**What the task asks**
Go through the records and give each one again exactly.

**Raw data**
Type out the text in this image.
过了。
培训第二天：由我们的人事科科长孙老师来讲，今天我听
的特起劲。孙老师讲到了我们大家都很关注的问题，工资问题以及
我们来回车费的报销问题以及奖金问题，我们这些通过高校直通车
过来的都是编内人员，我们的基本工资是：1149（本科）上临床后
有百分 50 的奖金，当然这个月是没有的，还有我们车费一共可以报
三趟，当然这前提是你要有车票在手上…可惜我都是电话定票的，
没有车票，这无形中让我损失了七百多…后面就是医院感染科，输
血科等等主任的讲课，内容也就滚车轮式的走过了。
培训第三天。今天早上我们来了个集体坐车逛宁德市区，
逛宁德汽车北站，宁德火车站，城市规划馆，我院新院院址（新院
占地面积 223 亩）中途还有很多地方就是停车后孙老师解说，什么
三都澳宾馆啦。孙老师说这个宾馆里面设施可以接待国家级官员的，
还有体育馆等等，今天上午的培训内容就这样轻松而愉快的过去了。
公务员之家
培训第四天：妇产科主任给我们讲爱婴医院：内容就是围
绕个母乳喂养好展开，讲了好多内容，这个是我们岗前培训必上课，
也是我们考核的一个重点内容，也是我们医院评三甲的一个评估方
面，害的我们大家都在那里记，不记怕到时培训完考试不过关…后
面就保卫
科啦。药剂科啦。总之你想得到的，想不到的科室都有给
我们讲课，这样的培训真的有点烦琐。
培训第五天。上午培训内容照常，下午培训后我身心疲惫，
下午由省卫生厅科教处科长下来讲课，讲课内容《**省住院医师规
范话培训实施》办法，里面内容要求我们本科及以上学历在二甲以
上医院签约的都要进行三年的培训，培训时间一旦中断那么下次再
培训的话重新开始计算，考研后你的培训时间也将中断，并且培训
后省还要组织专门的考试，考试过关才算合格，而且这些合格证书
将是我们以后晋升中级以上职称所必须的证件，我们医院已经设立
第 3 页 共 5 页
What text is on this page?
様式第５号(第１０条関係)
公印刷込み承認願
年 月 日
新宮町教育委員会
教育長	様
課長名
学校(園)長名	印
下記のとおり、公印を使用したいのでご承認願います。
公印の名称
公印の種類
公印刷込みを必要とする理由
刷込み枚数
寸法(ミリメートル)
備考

**Task response**
Type out the text in this image.
过了。
培训第二天：由我们的人事科科长孙老师来讲，今天我听
的特起劲。孙老师讲到了我们大家都很关注的问题，工资问题以及
我们来回车费的报销问题以及奖金问题，我们这些通过高校直通车
过来的都是编内人员，我们的基本工资是：1149（本科）上临床后
有百分 50 的奖金，当然这个月是没有的，还有我们车费一共可以报
三趟，当然这前提是你要有车票在手上…可惜我都是电话定票的，
没有车票，这无形中让我损失了七百多…后面就是医院感染科，输
血科等等主任的讲课，内容也就滚车轮式的走过了。
培训第三天。今天早上我们来了个集体坐车逛宁德市区，
逛宁德汽车北站，宁德火车站，城市规划馆，我院新院院址（新院
占地面积 223 亩）中途还有很多地方就是停车后孙老师解说，什么
三都澳宾馆啦。孙老师说这个宾馆里面设施可以接待国家级官员的，
还有体育馆等等，今天上午的培训内容就这样轻松而愉快的过去了。
公务员之家
培训第四天：妇产科主任给我们讲爱婴医院：内容就是围
绕个母乳喂养好展开，讲了好多内容，这个是我们岗前培训必上课，
也是我们考核的一个重点内容，也是我们医院评三甲的一个评估方
面，害的我们大家都在那里记，不记怕到时培训完考试不过关…后
面就保卫
科啦。药剂科啦。总之你想得到的，想不到的科室都有给
我们讲课，这样的培训真的有点烦琐。
培训第五天。上午培训内容照常，下午培训后我身心疲惫，
下午由省卫生厅科教处科长下来讲课，讲课内容《**省住院医师规
范话培训实施》办法，里面内容要求我们本科及以上学历在二甲以
上医院签约的都要进行三年的培训，培训时间一旦中断那么下次再
培训的话重新开始计算，考研后你的培训时间也将中断，并且培训
后省还要组织专门的考试，考试过关才算合格，而且这些合格证书
将是我们以后晋升中级以上职称所必须的证件，我们医院已经设立
第 3 页 共 5 页
What text is on this page?
様式第５号(第１０条関係)
公印刷込み承認願
年 月 日
新宮町教育委員会
教育長	様
課長名
学校(園)長名	印
下記のとおり、公印を使用したいのでご承認願います。
公印の名称
公印の種類
公印刷込みを必要とする理由
刷込み枚数
寸法(ミリメートル)
備考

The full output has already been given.